■ Показанный текст:

• • • •

Как видим, эти строки написаны человеком, изнывавшим от пылкой любви и жесточайшей ревности. В то же время, как считала сама Жозефина, от его писем веяло провинциальной дремучестью. Но было до жути приятно. Правда, слишком уж страстно и откровенно. А где утонченность и шарм? И самое щекотливое: Бонапарт постоянно требует, чтобы она приехала к нему в Италию. Нет, туда Жозефине совсем не хочется. Что она там потеряла, в этой итальянской глуши? Настоящая жизнь только в Париже! Тем более что здесь… тс-с… Ипполит.

 

С некоторых пор у Жозефины появился новый любовник – гусарский лейтенант Ипполит Шарль. Румяный, черноволосый, с пышными усами. Да еще на две головы выше муженька. Веселый нравом и отчаянный в постели. Генеральше с ним очень хорошо. Особенно после подписания супругом доверенности, по которой Жозефина как жена главнокомандующего Итальянской армией может пользоваться неограниченными кредитами. Не жизнь – сказка! Правда, совсем не остается времени отвечать на глупые письма из Италии; даже пара строк, написанных как бы между прочим, заметно раздражает. И кто придумал эти дурацкие переписки?..

Десмонд Сьюард так описывает любовника Жозефины: «Невысокого роста, смуглый, с иссиня-черными волосами, он был большим любителем производить впечатление на дам щегольскими нарядами. Жозефина как-то заметила, что была убеждена, что “никто до него толком не знал, как повязывать галстук”. Это был законченный ветреник и, что самое главное, в отличие от вечно мрачного корсиканца неизменно пребывал в радостном состоянии духа. Все дамочки тех дней, включая мадам Рекамье и Тальенн, были от него без ума, несмотря на его провинциальные манеры. Покровительница Шарля представила его самым влиятельным особам парижского общества. Само собой разумеется, родня со стороны мужа приложила все усилия, чтобы слухи о неверности супруги достигли ушей генерала Бонапарта».

• • • •

■ Список записей:

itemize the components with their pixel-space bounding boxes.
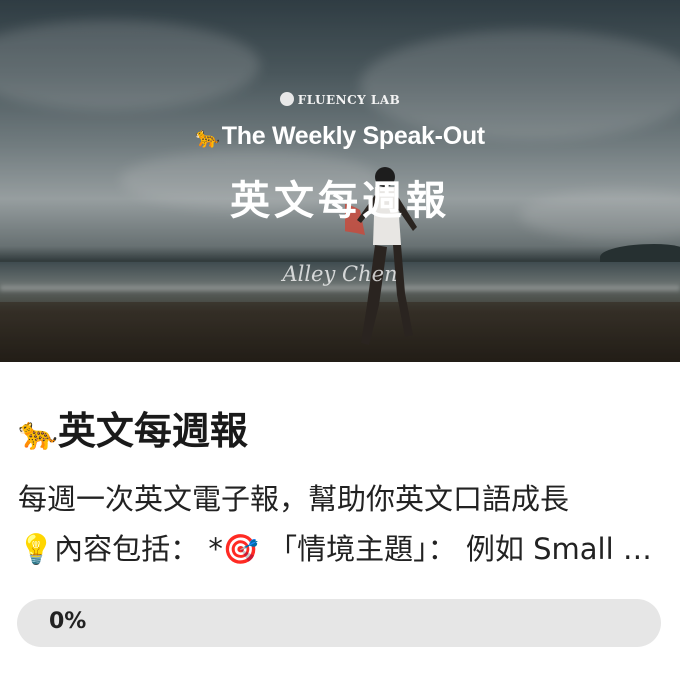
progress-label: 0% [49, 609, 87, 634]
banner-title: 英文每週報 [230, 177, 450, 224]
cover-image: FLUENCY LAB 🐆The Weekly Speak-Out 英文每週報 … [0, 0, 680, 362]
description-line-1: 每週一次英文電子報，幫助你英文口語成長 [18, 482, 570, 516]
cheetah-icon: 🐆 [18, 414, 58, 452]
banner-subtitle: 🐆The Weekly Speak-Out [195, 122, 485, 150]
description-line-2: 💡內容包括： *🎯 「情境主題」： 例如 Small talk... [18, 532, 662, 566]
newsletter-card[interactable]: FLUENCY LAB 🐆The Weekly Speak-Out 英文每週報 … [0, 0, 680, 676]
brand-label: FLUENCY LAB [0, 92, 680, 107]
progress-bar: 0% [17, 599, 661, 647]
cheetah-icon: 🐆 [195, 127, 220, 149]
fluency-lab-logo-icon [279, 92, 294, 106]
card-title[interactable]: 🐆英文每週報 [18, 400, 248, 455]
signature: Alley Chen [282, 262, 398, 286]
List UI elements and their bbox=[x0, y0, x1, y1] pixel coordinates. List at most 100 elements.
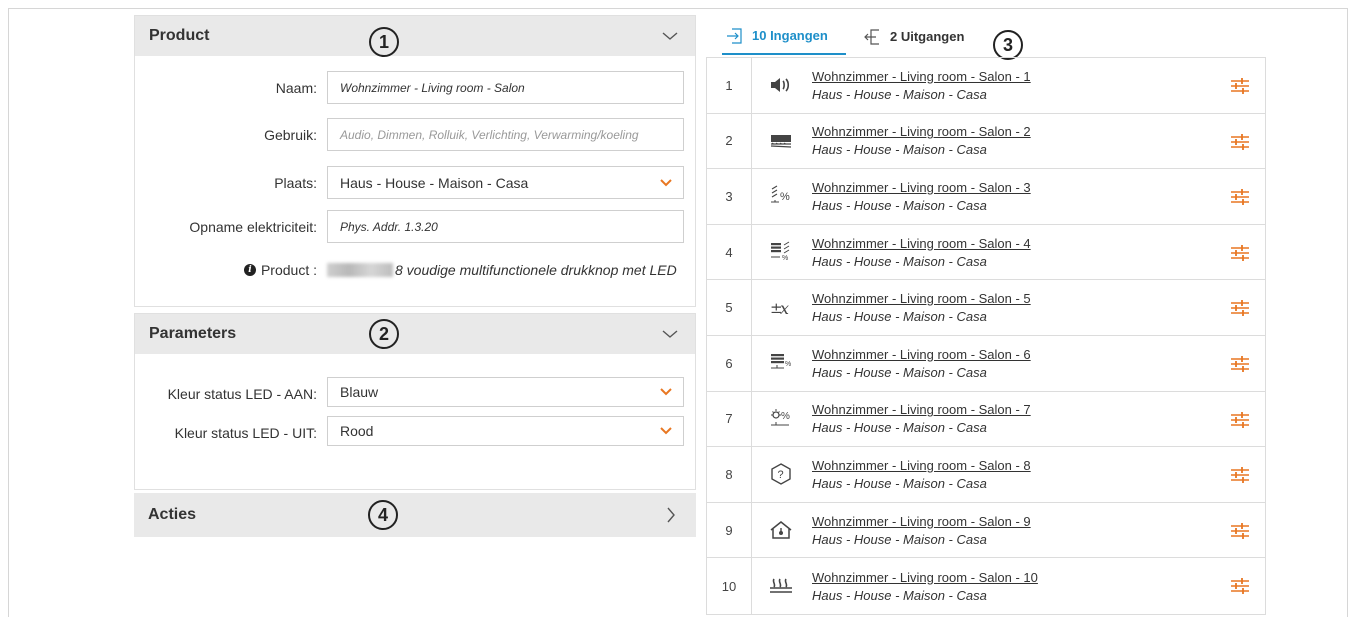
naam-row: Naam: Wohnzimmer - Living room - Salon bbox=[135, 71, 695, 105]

• • • •

■ Части задания:
1) Кем служил Ипполит Шарль, согласно тексту о Жозефине?
2) Перепишите без изменений строки записей с самого их начала до строки с «progress-bar: 0% [17, 599, 661, 647]» включительно. Изображения в ответ не включайте.

■ Итоговые ответы:
1) Гусарским лейтенантом.

2)
itemize the components with their pixel-space bounding boxes.
progress-label: 0% [49, 609, 87, 634]
banner-title: 英文每週報 [230, 177, 450, 224]
cover-image: FLUENCY LAB 🐆The Weekly Speak-Out 英文每週報 … [0, 0, 680, 362]
description-line-1: 每週一次英文電子報，幫助你英文口語成長 [18, 482, 570, 516]
cheetah-icon: 🐆 [18, 414, 58, 452]
banner-subtitle: 🐆The Weekly Speak-Out [195, 122, 485, 150]
description-line-2: 💡內容包括： *🎯 「情境主題」： 例如 Small talk... [18, 532, 662, 566]
newsletter-card[interactable]: FLUENCY LAB 🐆The Weekly Speak-Out 英文每週報 … [0, 0, 680, 676]
brand-label: FLUENCY LAB [0, 92, 680, 107]
progress-bar: 0% [17, 599, 661, 647]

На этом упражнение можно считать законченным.